▶ **INSTRUCTION**
Give the number of lines in the data that hold the string "unten". Nothing else is needed.

BEGIN DATASET CONTENT

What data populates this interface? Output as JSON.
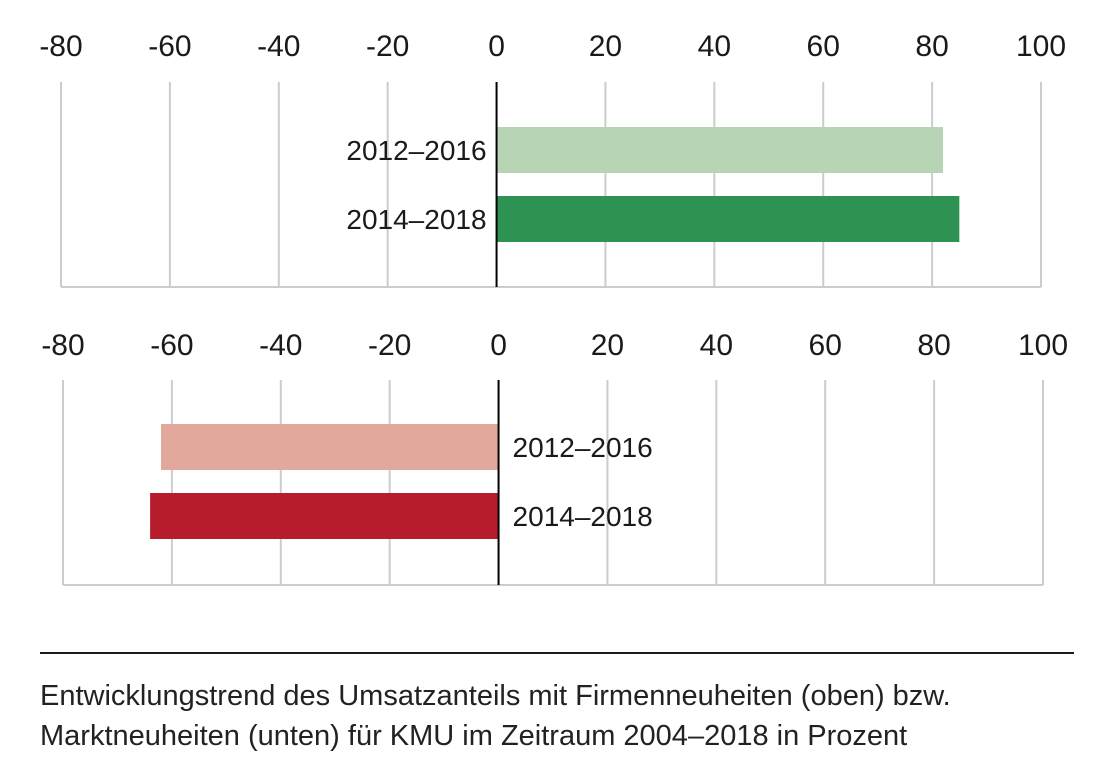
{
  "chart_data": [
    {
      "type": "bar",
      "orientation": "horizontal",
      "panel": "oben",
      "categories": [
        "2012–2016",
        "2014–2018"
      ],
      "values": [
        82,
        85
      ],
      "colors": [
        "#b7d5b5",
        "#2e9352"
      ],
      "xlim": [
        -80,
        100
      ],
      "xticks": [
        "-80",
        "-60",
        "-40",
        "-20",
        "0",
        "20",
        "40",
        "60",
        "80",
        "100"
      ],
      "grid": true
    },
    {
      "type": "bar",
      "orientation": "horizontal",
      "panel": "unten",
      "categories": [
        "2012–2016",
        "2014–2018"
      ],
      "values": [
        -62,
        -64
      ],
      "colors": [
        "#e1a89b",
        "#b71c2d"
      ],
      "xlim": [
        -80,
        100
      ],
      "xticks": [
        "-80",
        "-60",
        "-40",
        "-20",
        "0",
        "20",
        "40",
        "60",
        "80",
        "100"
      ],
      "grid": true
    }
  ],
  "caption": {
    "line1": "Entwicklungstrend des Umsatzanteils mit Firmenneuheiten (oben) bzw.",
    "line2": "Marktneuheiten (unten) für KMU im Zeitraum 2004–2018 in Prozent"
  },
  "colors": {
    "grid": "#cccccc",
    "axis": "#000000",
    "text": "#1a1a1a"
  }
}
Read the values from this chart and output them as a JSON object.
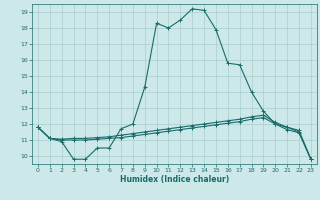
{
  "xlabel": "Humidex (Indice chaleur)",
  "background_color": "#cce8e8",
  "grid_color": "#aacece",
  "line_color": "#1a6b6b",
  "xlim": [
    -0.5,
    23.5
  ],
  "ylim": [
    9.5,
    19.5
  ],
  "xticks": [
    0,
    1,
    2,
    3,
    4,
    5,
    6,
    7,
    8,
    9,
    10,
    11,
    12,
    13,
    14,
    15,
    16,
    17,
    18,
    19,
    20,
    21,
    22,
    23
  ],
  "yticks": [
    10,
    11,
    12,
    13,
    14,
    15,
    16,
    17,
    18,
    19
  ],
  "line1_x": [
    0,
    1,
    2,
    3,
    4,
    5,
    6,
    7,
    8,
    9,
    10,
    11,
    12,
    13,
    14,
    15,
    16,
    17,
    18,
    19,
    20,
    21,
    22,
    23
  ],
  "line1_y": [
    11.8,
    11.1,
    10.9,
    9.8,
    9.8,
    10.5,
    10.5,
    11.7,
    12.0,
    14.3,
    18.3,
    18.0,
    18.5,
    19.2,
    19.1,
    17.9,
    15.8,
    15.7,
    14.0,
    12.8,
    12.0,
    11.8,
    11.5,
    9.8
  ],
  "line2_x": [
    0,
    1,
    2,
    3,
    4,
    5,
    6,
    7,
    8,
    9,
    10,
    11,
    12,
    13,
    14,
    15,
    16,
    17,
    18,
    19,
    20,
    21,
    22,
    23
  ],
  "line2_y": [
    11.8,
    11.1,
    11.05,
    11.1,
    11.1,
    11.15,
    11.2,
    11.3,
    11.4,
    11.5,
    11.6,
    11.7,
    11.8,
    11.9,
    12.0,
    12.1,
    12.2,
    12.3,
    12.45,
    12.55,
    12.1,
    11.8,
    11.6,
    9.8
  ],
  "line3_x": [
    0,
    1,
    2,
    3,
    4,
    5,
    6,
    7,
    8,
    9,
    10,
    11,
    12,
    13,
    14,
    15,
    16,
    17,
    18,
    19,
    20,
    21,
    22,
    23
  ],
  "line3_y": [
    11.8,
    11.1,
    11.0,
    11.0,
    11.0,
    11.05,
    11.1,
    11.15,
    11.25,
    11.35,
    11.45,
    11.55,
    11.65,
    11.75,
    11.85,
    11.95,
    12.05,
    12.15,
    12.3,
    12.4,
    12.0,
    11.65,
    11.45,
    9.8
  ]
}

END DATASET CONTENT
BEGIN DATASET CONTENT

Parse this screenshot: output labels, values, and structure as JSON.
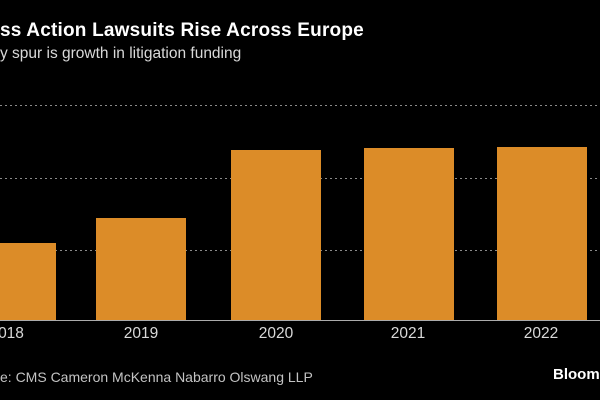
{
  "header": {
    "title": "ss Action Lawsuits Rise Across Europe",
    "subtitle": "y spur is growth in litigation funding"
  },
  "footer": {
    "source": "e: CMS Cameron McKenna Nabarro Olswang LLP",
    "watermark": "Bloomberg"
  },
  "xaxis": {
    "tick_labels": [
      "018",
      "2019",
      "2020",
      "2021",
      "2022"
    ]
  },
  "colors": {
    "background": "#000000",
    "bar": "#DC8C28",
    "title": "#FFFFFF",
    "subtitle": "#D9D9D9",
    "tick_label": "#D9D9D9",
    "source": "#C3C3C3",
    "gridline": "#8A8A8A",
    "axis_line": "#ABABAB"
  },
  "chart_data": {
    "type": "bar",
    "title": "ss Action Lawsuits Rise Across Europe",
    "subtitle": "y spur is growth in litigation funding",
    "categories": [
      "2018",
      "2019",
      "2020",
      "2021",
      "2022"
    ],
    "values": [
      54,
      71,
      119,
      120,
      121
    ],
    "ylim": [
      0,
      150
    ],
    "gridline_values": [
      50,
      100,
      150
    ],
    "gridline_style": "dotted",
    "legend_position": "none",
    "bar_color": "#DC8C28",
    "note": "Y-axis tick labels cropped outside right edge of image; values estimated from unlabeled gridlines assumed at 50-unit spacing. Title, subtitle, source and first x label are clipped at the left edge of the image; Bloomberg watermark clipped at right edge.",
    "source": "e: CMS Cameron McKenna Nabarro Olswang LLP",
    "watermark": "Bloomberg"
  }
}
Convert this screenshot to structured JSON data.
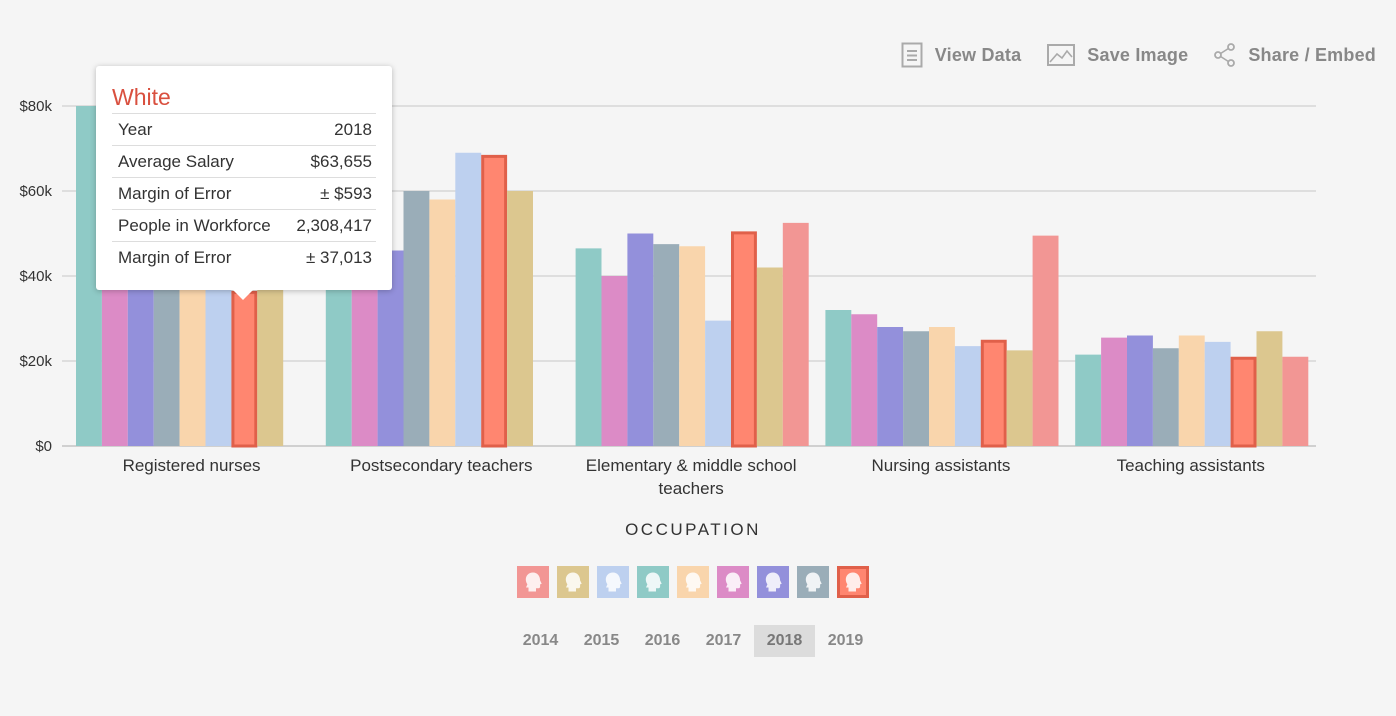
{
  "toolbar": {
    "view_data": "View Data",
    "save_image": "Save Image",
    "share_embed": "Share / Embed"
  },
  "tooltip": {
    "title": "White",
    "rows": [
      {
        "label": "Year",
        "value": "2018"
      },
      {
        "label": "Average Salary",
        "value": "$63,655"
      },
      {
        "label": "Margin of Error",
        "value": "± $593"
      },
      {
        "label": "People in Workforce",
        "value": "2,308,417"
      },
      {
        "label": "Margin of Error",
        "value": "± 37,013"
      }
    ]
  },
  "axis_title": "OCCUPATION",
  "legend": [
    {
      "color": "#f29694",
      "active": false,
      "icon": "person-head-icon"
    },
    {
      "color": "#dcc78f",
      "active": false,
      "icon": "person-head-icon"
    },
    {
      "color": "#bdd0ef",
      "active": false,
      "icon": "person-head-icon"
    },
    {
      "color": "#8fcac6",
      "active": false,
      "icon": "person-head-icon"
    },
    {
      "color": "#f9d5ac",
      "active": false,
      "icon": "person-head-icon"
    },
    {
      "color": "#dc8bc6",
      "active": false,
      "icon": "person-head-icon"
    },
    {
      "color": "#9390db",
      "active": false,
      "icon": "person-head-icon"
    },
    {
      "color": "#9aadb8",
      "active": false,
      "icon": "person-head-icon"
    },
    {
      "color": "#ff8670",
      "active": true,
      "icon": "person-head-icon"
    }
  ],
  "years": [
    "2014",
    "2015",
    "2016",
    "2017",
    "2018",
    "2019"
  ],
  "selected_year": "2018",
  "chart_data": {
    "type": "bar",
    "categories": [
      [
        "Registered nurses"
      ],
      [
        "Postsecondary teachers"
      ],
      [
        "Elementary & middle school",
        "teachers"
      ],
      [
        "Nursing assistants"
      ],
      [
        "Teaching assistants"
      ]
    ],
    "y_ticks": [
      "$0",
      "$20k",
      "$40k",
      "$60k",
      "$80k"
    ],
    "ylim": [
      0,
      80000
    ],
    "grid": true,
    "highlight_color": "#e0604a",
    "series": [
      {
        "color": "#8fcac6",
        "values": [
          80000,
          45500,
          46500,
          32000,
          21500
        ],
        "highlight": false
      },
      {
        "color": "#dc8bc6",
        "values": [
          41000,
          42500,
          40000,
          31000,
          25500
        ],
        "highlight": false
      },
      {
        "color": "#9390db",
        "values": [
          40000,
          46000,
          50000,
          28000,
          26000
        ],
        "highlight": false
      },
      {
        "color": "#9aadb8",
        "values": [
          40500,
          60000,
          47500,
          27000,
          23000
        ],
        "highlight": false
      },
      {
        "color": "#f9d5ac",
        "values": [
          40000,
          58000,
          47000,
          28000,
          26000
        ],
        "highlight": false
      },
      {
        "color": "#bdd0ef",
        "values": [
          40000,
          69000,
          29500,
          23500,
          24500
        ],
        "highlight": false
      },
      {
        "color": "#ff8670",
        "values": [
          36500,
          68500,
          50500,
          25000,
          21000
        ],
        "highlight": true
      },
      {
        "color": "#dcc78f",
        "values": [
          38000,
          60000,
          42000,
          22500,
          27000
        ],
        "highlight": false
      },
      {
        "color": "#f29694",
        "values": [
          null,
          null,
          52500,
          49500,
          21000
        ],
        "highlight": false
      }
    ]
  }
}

END DATASET CONTENT
BEGIN DATASET CONTENT

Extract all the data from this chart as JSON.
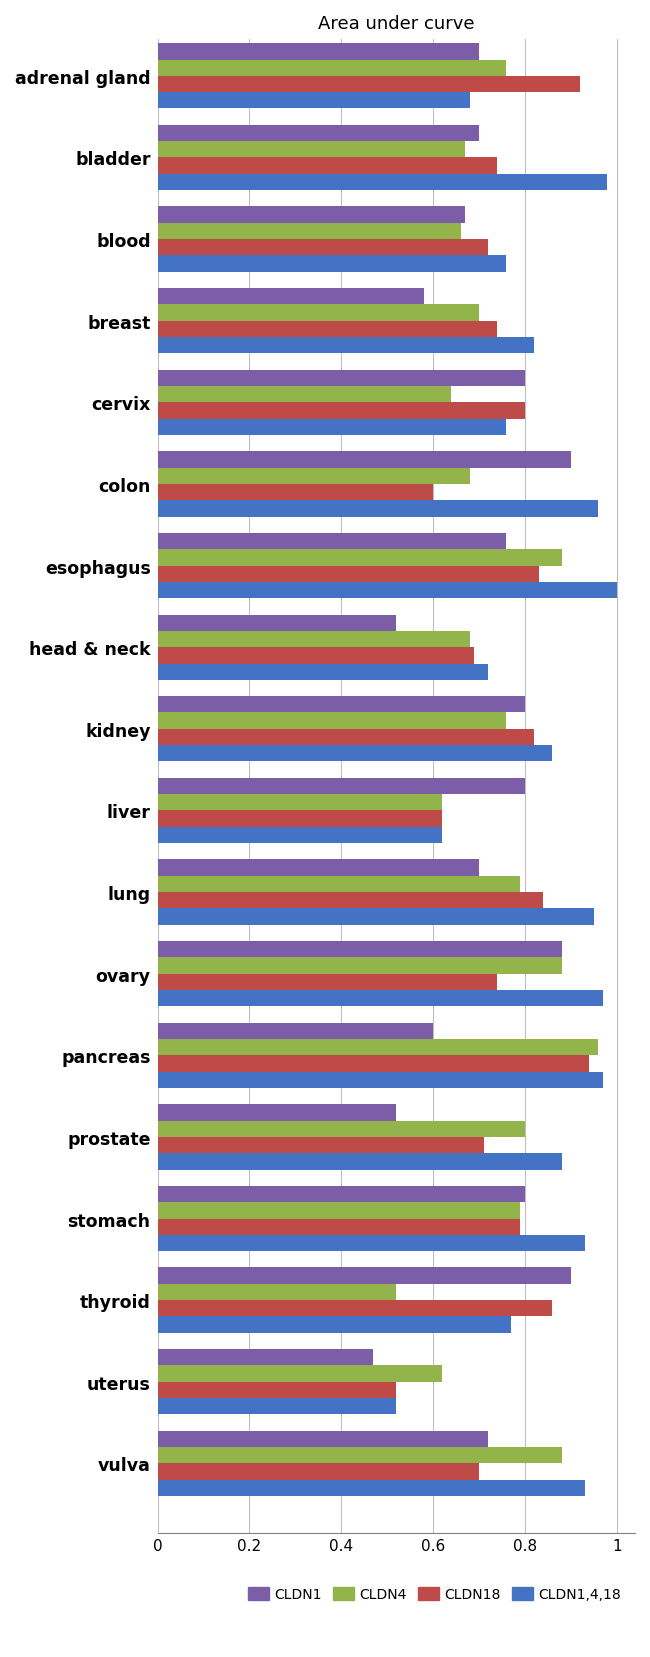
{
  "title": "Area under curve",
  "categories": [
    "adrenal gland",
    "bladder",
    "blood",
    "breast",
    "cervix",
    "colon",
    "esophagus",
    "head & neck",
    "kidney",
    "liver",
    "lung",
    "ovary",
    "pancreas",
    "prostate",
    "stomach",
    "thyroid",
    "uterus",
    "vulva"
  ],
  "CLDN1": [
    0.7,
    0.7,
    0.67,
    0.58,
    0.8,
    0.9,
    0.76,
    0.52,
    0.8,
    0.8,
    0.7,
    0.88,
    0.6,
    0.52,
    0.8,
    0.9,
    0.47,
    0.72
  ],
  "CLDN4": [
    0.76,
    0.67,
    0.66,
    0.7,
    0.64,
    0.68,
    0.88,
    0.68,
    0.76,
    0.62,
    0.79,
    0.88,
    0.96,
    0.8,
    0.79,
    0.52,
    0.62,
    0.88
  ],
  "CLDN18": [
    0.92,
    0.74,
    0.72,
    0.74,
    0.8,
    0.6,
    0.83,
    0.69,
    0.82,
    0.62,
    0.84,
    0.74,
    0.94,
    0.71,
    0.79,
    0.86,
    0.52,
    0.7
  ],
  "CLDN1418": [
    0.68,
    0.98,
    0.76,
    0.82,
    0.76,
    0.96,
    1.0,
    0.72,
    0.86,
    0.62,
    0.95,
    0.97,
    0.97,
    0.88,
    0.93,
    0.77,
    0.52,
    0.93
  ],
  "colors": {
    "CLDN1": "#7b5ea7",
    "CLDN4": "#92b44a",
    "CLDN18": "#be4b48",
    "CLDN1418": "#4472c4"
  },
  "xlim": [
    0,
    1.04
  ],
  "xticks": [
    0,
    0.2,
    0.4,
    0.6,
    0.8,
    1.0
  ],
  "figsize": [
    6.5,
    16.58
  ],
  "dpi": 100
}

END DATASET CONTENT

▶ **CORRECT ANSWER**
2